YOUR INSTRUCTIONS:
Write out every line of the material as it stands, apart from the pictures.

Items listed in a dataset:
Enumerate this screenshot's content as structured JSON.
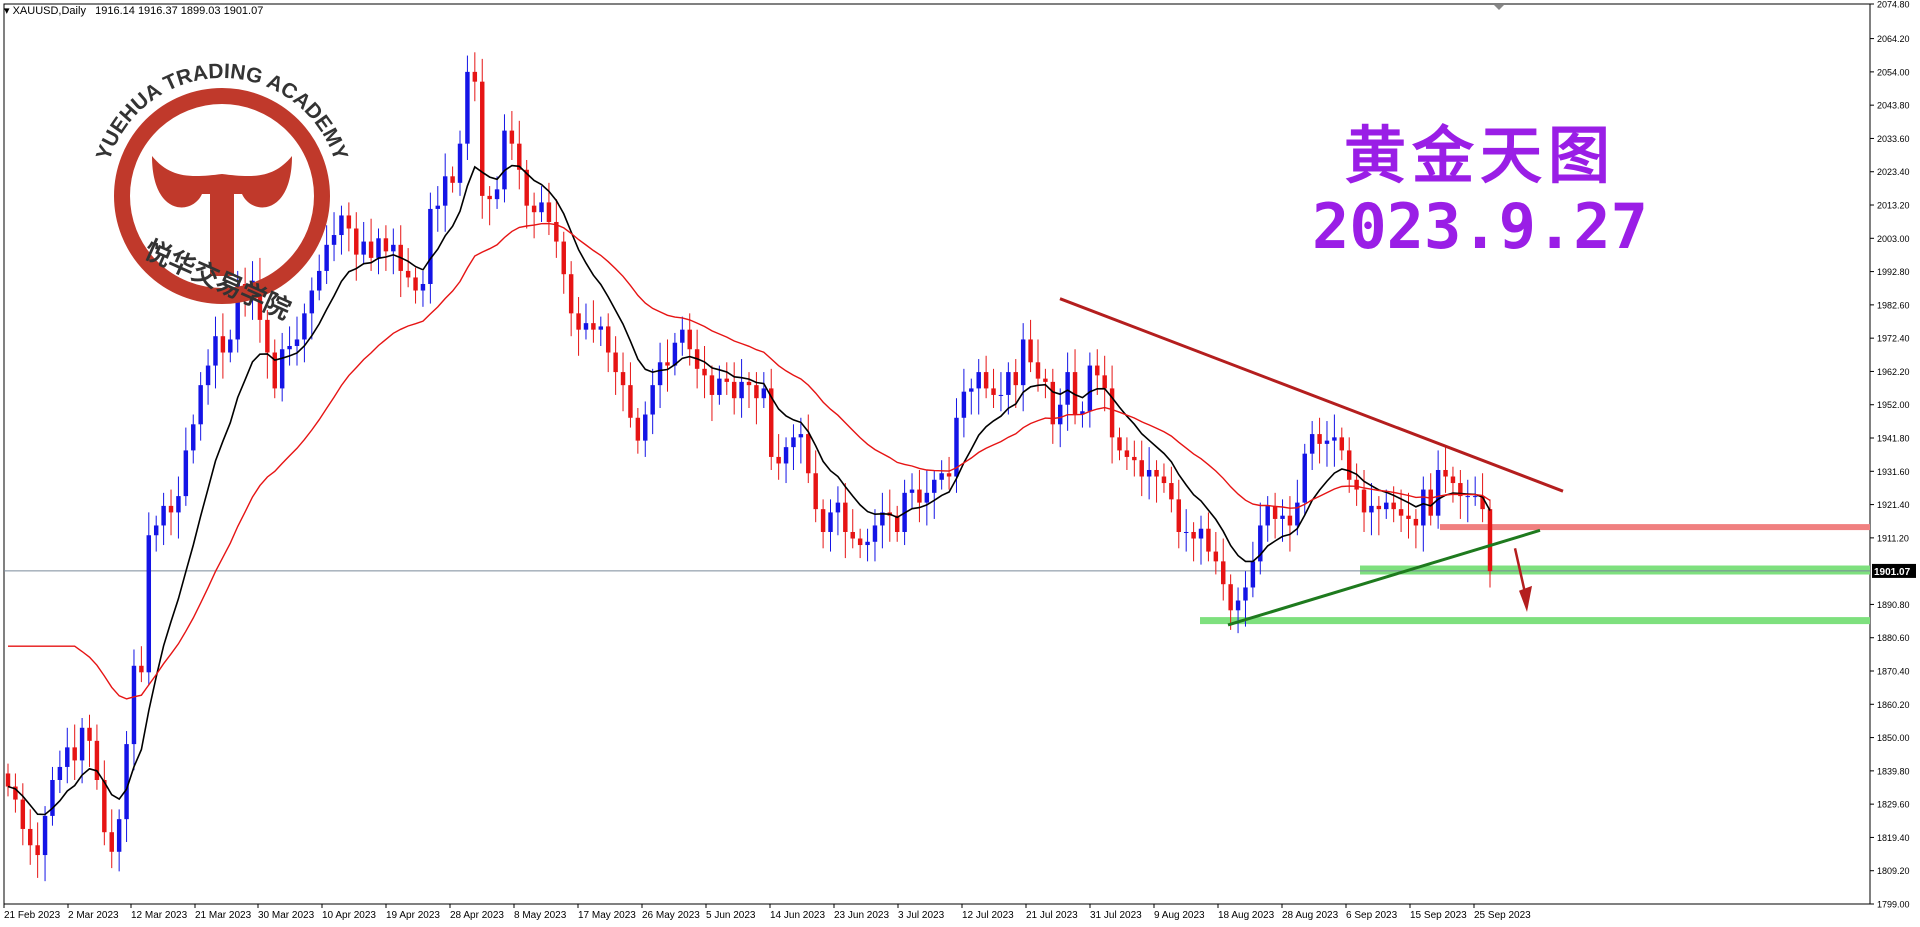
{
  "header": {
    "symbol": "XAUUSD,Daily",
    "ohlc": "1916.14 1916.37 1899.03 1901.07"
  },
  "watermark": {
    "title": "黄金天图",
    "date": "2023.9.27"
  },
  "logo": {
    "arc_text": "YUEHUA TRADING ACADEMY",
    "cn_text": "悦华交易学院"
  },
  "colors": {
    "bull": "#1414e6",
    "bear": "#e61414",
    "ma_fast": "#000000",
    "ma_slow": "#e61414",
    "trend_down": "#b41e1e",
    "trend_up": "#1e7a1e",
    "resistance_zone": "#f08080",
    "support_zone": "#7ee07e",
    "logo": "#c0392b",
    "price_line": "#7a8a9a"
  },
  "chart_data": {
    "type": "candlestick",
    "title": "XAUUSD,Daily",
    "current_price": "1901.07",
    "ylim": [
      1799.0,
      2074.8
    ],
    "y_ticks": [
      "2074.80",
      "2064.20",
      "2054.00",
      "2043.80",
      "2033.60",
      "2023.40",
      "2013.20",
      "2003.00",
      "1992.80",
      "1982.60",
      "1972.40",
      "1962.20",
      "1952.00",
      "1941.80",
      "1931.60",
      "1921.40",
      "1911.20",
      "1901.07",
      "1890.80",
      "1880.60",
      "1870.40",
      "1860.20",
      "1850.00",
      "1839.80",
      "1829.60",
      "1819.40",
      "1809.20",
      "1799.00"
    ],
    "x_ticks": [
      "21 Feb 2023",
      "2 Mar 2023",
      "12 Mar 2023",
      "21 Mar 2023",
      "30 Mar 2023",
      "10 Apr 2023",
      "19 Apr 2023",
      "28 Apr 2023",
      "8 May 2023",
      "17 May 2023",
      "26 May 2023",
      "5 Jun 2023",
      "14 Jun 2023",
      "23 Jun 2023",
      "3 Jul 2023",
      "12 Jul 2023",
      "21 Jul 2023",
      "31 Jul 2023",
      "9 Aug 2023",
      "18 Aug 2023",
      "28 Aug 2023",
      "6 Sep 2023",
      "15 Sep 2023",
      "25 Sep 2023"
    ],
    "closes": [
      1835,
      1831,
      1822,
      1817,
      1814,
      1826,
      1837,
      1841,
      1847,
      1843,
      1853,
      1849,
      1837,
      1821,
      1815,
      1825,
      1848,
      1872,
      1870,
      1912,
      1915,
      1921,
      1919,
      1924,
      1938,
      1946,
      1958,
      1964,
      1973,
      1968,
      1972,
      1989,
      1984,
      1990,
      1978,
      1968,
      1957,
      1969,
      1970,
      1972,
      1980,
      1987,
      1993,
      2001,
      2004,
      2010,
      2006,
      1998,
      2002,
      1997,
      2003,
      1999,
      2001,
      1993,
      1991,
      1987,
      1989,
      2012,
      2013,
      2022,
      2020,
      2032,
      2054,
      2051,
      2016,
      2015,
      2018,
      2036,
      2032,
      2024,
      2013,
      2011,
      2014,
      2008,
      2002,
      1992,
      1980,
      1975,
      1977,
      1975,
      1976,
      1968,
      1962,
      1958,
      1948,
      1941,
      1949,
      1958,
      1965,
      1964,
      1971,
      1975,
      1969,
      1963,
      1961,
      1955,
      1960,
      1959,
      1954,
      1959,
      1958,
      1954,
      1957,
      1936,
      1934,
      1939,
      1942,
      1943,
      1931,
      1920,
      1913,
      1919,
      1922,
      1913,
      1911,
      1909,
      1910,
      1915,
      1919,
      1918,
      1913,
      1925,
      1926,
      1922,
      1925,
      1929,
      1931,
      1930,
      1948,
      1956,
      1957,
      1962,
      1957,
      1955,
      1955,
      1962,
      1958,
      1972,
      1965,
      1960,
      1959,
      1946,
      1952,
      1962,
      1949,
      1950,
      1964,
      1961,
      1957,
      1942,
      1938,
      1936,
      1935,
      1930,
      1932,
      1930,
      1928,
      1923,
      1913,
      1913,
      1911,
      1914,
      1907,
      1904,
      1897,
      1889,
      1892,
      1896,
      1904,
      1915,
      1921,
      1917,
      1918,
      1915,
      1922,
      1937,
      1943,
      1940,
      1941,
      1942,
      1938,
      1929,
      1926,
      1919,
      1921,
      1920,
      1922,
      1920,
      1918,
      1917,
      1915,
      1926,
      1918,
      1932,
      1930,
      1928,
      1924,
      1924,
      1924,
      1920,
      1901
    ]
  }
}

TASK ANSWER:
Enumerate this screenshot's content as structured JSON.
{
  "header": {
    "symbol": "XAUUSD,Daily",
    "ohlc": "1916.14 1916.37 1899.03 1901.07"
  },
  "watermark": {
    "title": "黄金天图",
    "date": "2023.9.27"
  },
  "logo": {
    "arc_text": "YUEHUA TRADING ACADEMY",
    "cn_text": "悦华交易学院"
  },
  "colors": {
    "bull": "#1414e6",
    "bear": "#e61414",
    "ma_fast": "#000000",
    "ma_slow": "#e61414",
    "trend_down": "#b41e1e",
    "trend_up": "#1e7a1e",
    "resistance_zone": "#f08080",
    "support_zone": "#7ee07e",
    "logo": "#c0392b",
    "price_line": "#7a8a9a"
  },
  "chart_data": {
    "type": "candlestick",
    "title": "XAUUSD,Daily",
    "current_price": "1901.07",
    "ylim": [
      1799.0,
      2074.8
    ],
    "y_ticks": [
      "2074.80",
      "2064.20",
      "2054.00",
      "2043.80",
      "2033.60",
      "2023.40",
      "2013.20",
      "2003.00",
      "1992.80",
      "1982.60",
      "1972.40",
      "1962.20",
      "1952.00",
      "1941.80",
      "1931.60",
      "1921.40",
      "1911.20",
      "1901.07",
      "1890.80",
      "1880.60",
      "1870.40",
      "1860.20",
      "1850.00",
      "1839.80",
      "1829.60",
      "1819.40",
      "1809.20",
      "1799.00"
    ],
    "x_ticks": [
      "21 Feb 2023",
      "2 Mar 2023",
      "12 Mar 2023",
      "21 Mar 2023",
      "30 Mar 2023",
      "10 Apr 2023",
      "19 Apr 2023",
      "28 Apr 2023",
      "8 May 2023",
      "17 May 2023",
      "26 May 2023",
      "5 Jun 2023",
      "14 Jun 2023",
      "23 Jun 2023",
      "3 Jul 2023",
      "12 Jul 2023",
      "21 Jul 2023",
      "31 Jul 2023",
      "9 Aug 2023",
      "18 Aug 2023",
      "28 Aug 2023",
      "6 Sep 2023",
      "15 Sep 2023",
      "25 Sep 2023"
    ],
    "closes": [
      1835,
      1831,
      1822,
      1817,
      1814,
      1826,
      1837,
      1841,
      1847,
      1843,
      1853,
      1849,
      1837,
      1821,
      1815,
      1825,
      1848,
      1872,
      1870,
      1912,
      1915,
      1921,
      1919,
      1924,
      1938,
      1946,
      1958,
      1964,
      1973,
      1968,
      1972,
      1989,
      1984,
      1990,
      1978,
      1968,
      1957,
      1969,
      1970,
      1972,
      1980,
      1987,
      1993,
      2001,
      2004,
      2010,
      2006,
      1998,
      2002,
      1997,
      2003,
      1999,
      2001,
      1993,
      1991,
      1987,
      1989,
      2012,
      2013,
      2022,
      2020,
      2032,
      2054,
      2051,
      2016,
      2015,
      2018,
      2036,
      2032,
      2024,
      2013,
      2011,
      2014,
      2008,
      2002,
      1992,
      1980,
      1975,
      1977,
      1975,
      1976,
      1968,
      1962,
      1958,
      1948,
      1941,
      1949,
      1958,
      1965,
      1964,
      1971,
      1975,
      1969,
      1963,
      1961,
      1955,
      1960,
      1959,
      1954,
      1959,
      1958,
      1954,
      1957,
      1936,
      1934,
      1939,
      1942,
      1943,
      1931,
      1920,
      1913,
      1919,
      1922,
      1913,
      1911,
      1909,
      1910,
      1915,
      1919,
      1918,
      1913,
      1925,
      1926,
      1922,
      1925,
      1929,
      1931,
      1930,
      1948,
      1956,
      1957,
      1962,
      1957,
      1955,
      1955,
      1962,
      1958,
      1972,
      1965,
      1960,
      1959,
      1946,
      1952,
      1962,
      1949,
      1950,
      1964,
      1961,
      1957,
      1942,
      1938,
      1936,
      1935,
      1930,
      1932,
      1930,
      1928,
      1923,
      1913,
      1913,
      1911,
      1914,
      1907,
      1904,
      1897,
      1889,
      1892,
      1896,
      1904,
      1915,
      1921,
      1917,
      1918,
      1915,
      1922,
      1937,
      1943,
      1940,
      1941,
      1942,
      1938,
      1929,
      1926,
      1919,
      1921,
      1920,
      1922,
      1920,
      1918,
      1917,
      1915,
      1926,
      1918,
      1932,
      1930,
      1928,
      1924,
      1924,
      1924,
      1920,
      1901
    ]
  }
}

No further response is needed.